[Stored records]
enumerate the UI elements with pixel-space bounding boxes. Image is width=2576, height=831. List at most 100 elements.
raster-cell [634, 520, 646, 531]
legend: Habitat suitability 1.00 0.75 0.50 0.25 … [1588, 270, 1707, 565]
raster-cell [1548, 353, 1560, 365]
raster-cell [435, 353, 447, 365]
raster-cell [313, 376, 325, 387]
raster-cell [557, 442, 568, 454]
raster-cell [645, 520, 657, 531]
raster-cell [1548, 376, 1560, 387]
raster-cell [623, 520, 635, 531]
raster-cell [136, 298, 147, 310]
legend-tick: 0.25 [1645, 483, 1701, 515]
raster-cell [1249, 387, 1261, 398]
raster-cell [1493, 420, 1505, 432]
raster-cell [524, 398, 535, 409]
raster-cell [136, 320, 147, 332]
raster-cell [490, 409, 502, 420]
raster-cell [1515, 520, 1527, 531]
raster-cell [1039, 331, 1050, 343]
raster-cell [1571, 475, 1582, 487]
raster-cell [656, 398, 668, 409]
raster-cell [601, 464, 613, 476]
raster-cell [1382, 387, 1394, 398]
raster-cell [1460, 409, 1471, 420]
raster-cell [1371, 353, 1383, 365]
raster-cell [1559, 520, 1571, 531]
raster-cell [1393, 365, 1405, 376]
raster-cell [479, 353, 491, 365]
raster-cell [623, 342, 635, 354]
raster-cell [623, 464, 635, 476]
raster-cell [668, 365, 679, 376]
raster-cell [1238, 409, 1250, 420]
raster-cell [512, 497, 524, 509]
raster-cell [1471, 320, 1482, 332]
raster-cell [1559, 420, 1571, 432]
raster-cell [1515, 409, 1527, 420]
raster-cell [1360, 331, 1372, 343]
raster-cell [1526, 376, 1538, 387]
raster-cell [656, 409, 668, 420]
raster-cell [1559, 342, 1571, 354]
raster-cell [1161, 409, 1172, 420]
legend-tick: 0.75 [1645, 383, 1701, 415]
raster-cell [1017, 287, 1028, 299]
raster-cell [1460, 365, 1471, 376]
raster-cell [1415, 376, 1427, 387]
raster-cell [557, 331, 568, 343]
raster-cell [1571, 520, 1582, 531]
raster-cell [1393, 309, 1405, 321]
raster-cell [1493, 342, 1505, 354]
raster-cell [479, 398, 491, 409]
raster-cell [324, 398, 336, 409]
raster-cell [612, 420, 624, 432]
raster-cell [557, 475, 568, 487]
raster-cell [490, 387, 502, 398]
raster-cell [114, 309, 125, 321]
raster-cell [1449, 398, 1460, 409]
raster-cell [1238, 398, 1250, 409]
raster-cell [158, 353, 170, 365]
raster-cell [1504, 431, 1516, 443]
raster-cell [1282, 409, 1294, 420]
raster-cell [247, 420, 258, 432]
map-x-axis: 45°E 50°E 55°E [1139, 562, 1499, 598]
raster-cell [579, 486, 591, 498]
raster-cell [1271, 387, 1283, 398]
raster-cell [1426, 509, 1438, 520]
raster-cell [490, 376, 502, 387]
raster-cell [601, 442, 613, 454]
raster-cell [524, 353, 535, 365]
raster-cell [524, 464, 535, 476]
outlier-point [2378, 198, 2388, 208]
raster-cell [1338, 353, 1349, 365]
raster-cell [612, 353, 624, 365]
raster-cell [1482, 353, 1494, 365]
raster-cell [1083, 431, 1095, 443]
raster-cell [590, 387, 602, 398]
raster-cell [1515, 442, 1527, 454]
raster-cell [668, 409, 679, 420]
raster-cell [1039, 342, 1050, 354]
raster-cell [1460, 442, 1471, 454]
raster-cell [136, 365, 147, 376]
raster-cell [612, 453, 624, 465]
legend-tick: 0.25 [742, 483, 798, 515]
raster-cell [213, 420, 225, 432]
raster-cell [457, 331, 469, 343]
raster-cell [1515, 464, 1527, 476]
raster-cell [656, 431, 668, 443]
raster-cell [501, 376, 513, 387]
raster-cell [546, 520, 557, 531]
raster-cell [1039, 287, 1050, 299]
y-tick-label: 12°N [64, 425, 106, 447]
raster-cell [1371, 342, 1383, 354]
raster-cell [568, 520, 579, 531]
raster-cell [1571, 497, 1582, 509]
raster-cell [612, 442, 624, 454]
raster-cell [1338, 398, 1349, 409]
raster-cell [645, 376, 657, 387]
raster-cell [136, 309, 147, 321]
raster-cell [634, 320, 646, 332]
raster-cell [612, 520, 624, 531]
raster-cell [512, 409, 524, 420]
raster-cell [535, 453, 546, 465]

• **Problem to work on**:
Reproduce the lines above word for word, starting with the first one and ending with the line that contains "legend-tick: 0.75 [1645, 383, 1701, 415]", including that line.

• **Completed exercise**:
enumerate the UI elements with pixel-space bounding boxes. Image is width=2576, height=831. List at most 100 elements.
raster-cell [634, 520, 646, 531]
legend: Habitat suitability 1.00 0.75 0.50 0.25 … [1588, 270, 1707, 565]
raster-cell [1548, 353, 1560, 365]
raster-cell [435, 353, 447, 365]
raster-cell [313, 376, 325, 387]
raster-cell [557, 442, 568, 454]
raster-cell [645, 520, 657, 531]
raster-cell [1548, 376, 1560, 387]
raster-cell [623, 520, 635, 531]
raster-cell [136, 298, 147, 310]
legend-tick: 0.25 [1645, 483, 1701, 515]
raster-cell [1249, 387, 1261, 398]
raster-cell [1493, 420, 1505, 432]
raster-cell [524, 398, 535, 409]
raster-cell [136, 320, 147, 332]
raster-cell [490, 409, 502, 420]
raster-cell [1515, 520, 1527, 531]
raster-cell [1039, 331, 1050, 343]
raster-cell [1571, 475, 1582, 487]
raster-cell [656, 398, 668, 409]
raster-cell [601, 464, 613, 476]
raster-cell [1382, 387, 1394, 398]
raster-cell [1460, 409, 1471, 420]
raster-cell [1371, 353, 1383, 365]
raster-cell [1559, 520, 1571, 531]
raster-cell [1393, 365, 1405, 376]
raster-cell [479, 353, 491, 365]
raster-cell [623, 342, 635, 354]
raster-cell [623, 464, 635, 476]
raster-cell [668, 365, 679, 376]
raster-cell [1238, 409, 1250, 420]
raster-cell [512, 497, 524, 509]
raster-cell [1471, 320, 1482, 332]
raster-cell [1559, 420, 1571, 432]
raster-cell [1515, 409, 1527, 420]
raster-cell [1360, 331, 1372, 343]
raster-cell [1526, 376, 1538, 387]
raster-cell [656, 409, 668, 420]
raster-cell [1559, 342, 1571, 354]
raster-cell [1161, 409, 1172, 420]
legend-tick: 0.75 [1645, 383, 1701, 415]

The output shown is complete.